### Assignment 1
According to the garden blog posts, which foundation gave money to help establish the garden/orchard behind the former YMCA building?
### Assignment 2
What parts of the common dream does the garden blog posts' "Dreaming" entry name? List every one.
### Assignment 3
Carry on the garden blog posts from their last sentence.

### Page extract
::::
Friday, February 17, 2017

We may lose the Y community garden


YMCA is getting bids for the land on which we've established the community garden/orchard there behind the former YMCA building. If no individual or group purchases that land in order to allow the garden there to remain, once again we who volunteered and donated (including the Heinz Foundation, which provided money to help establish that garden/orchard years ago) will have our efforts...

A similar catastrophe happened with the Hazelwood Food Forest, the construction of which was accomplished with all volunteer labor and a much smaller amount of money.

I call on everyone for support in keeping alive this community garden/orchard - with greenhouse, tool shed, raised beds, compost bins, tools, rain barrels, see-saw water pump, fence, and plantings. It was envisioned from the beginning as a community asset - not just for YMCA members.

Jim McCue
composter and biotech researcher 412-421-6496
http://bioeverything.blogspot.com

Friday, February 10, 2017

Dreaming

People all want the same things, basically. Delicious food, refreshing drink, a safe/peaceful world, friendly neighbors, a pleasant natural environment - these are all parts of a common dream. We're dreaming the one big dream together. And I believe that each of us is playing our own unique part in building that dream, ever so slowly making a better world.

What would I do if I had a million dollars? One thing, I'd buy that lovely piece of property on Flowers Ave where we started building a garden. And I'd plant there...well, let's see. Hydrangeas would be nice, and peppermint and orange mint and apple mint and lambs quarters and marigolds and lilies and sunchokes and zinnias and French sorrel and sunflowers and purslane and bee balm and comfrey and tomatoes and tomatillos and hemp and garlic and lettuce and cantaloupe and squash and watermelon and roses and aloe and daylily and horseradish and thyme and flags and amaranth and gladiolas and strawberries and asparagus and dill and fennel and onions and chives and fern yarrow and papaya and bananas and........

Bananas and papaya!? I've been growing papaya here in Pittsburgh, but frost kills it. They're a warmer climate fruit tree. On the average, our weather is getting warmer, so who knows what will grow around here? The leaves of the papaya tree (I grew it in Miami) are where we get the enzyme papain for meat tenderizer. Indigenous Americans would fold fish in papaya leaf overnight before cooking it.
::::
### Supplied entries
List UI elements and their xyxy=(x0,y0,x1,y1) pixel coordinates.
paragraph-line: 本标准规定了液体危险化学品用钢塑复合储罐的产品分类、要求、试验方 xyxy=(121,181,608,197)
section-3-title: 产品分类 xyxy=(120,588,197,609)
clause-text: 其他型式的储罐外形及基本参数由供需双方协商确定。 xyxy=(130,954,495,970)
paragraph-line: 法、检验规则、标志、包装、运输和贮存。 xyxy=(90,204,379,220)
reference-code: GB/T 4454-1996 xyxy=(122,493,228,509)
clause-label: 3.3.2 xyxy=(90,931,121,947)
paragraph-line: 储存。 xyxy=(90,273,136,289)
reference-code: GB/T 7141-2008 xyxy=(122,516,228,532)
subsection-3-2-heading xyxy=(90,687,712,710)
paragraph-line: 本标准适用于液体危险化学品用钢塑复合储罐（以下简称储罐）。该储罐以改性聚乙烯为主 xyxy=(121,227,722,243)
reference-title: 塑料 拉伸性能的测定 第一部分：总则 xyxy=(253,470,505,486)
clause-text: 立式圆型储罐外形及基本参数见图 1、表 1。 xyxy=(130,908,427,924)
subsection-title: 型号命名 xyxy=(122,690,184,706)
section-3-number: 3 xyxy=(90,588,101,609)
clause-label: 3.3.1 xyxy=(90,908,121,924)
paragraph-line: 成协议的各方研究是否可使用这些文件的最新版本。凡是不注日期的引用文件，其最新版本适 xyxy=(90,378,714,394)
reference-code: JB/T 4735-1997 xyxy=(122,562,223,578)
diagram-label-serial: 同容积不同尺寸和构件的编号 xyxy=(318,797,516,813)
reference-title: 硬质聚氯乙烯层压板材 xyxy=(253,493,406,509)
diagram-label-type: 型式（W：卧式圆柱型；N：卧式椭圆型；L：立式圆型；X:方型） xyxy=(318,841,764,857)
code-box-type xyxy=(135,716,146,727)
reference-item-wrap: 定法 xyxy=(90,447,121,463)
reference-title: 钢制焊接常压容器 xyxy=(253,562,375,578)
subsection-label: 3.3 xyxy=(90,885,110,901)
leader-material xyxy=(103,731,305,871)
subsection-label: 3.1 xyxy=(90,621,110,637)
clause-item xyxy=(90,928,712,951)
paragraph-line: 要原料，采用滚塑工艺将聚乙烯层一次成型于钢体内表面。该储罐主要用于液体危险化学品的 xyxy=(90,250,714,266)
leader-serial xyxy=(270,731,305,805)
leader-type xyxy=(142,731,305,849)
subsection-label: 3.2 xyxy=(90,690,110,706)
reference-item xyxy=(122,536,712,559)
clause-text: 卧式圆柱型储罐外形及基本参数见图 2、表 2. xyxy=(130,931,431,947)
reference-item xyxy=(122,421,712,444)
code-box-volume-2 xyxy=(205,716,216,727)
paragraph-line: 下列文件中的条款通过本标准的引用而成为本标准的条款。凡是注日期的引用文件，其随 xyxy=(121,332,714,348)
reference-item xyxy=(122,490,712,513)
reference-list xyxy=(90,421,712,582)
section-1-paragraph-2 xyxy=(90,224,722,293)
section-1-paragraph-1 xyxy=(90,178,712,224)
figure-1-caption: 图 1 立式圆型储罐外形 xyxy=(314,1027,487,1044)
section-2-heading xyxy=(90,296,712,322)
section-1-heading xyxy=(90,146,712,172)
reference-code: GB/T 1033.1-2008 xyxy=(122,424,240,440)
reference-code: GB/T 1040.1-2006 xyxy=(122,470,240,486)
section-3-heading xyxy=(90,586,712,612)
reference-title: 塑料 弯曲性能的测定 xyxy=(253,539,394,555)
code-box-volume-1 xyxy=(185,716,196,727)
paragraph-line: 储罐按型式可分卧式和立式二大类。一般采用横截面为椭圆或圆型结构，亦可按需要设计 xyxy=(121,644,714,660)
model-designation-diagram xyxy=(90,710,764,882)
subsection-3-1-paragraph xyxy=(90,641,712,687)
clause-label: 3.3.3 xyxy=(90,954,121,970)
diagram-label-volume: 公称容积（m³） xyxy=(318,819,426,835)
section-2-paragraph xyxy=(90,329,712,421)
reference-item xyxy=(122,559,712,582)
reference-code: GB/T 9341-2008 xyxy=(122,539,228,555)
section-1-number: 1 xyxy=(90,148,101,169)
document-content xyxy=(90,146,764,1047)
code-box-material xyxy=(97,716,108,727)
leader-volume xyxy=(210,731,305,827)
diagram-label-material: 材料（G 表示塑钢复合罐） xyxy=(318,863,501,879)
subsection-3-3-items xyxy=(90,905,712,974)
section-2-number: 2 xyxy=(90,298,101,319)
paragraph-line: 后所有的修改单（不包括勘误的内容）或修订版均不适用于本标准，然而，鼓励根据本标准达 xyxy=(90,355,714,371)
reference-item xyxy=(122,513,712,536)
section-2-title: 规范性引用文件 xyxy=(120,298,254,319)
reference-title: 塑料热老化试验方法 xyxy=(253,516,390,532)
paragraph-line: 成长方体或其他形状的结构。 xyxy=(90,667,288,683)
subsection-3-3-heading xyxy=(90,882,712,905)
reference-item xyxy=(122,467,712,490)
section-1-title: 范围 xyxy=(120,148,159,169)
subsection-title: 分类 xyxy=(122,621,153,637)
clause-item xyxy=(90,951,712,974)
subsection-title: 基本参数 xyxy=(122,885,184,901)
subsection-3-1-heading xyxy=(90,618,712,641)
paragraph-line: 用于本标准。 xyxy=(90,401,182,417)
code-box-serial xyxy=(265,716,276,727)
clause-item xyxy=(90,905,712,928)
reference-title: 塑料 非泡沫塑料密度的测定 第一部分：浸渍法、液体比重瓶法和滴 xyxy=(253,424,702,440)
::::
### Answer section 1
The Heinz Foundation.

### Answer section 2
Delicious food, refreshing drink, a safe/peaceful world, friendly neighbors, and a pleasant natural environment.

### Answer section 3
There's a tiny little stream coming down the hill to that garden. I'd have calamus (which is like ginger) and watercress (which has a nice, tangy peppery flavor) growing in that tiny little creek, along with other water-loving plants such as rushes (which have edible roots) and mints (which can stand too much rain or not enough and still carry on).

With part of that million dollars I'd set up an enclosed medium scale gravity passive solar composting system, somewhere where neighbors could donate cardboard, leaves, kitchen scraps, grass clippings, and paper, and then share in the healthy soil material produced from yard and kitchen organic waste.

I'd invest some of my money in a plant-starting business to supply Floriated Interpretations, which sells potted plants and related items on Second Avenue.

I'd set up a little manufacturing operation to build low-cost composting toilets, all certified of course with the Allegheny County Health Dept. There is a great need for this type of ecologically wiser human waste processor as our weather will perhaps continue to become more unstable as to and so power outages and plumbing functioning may fail more often.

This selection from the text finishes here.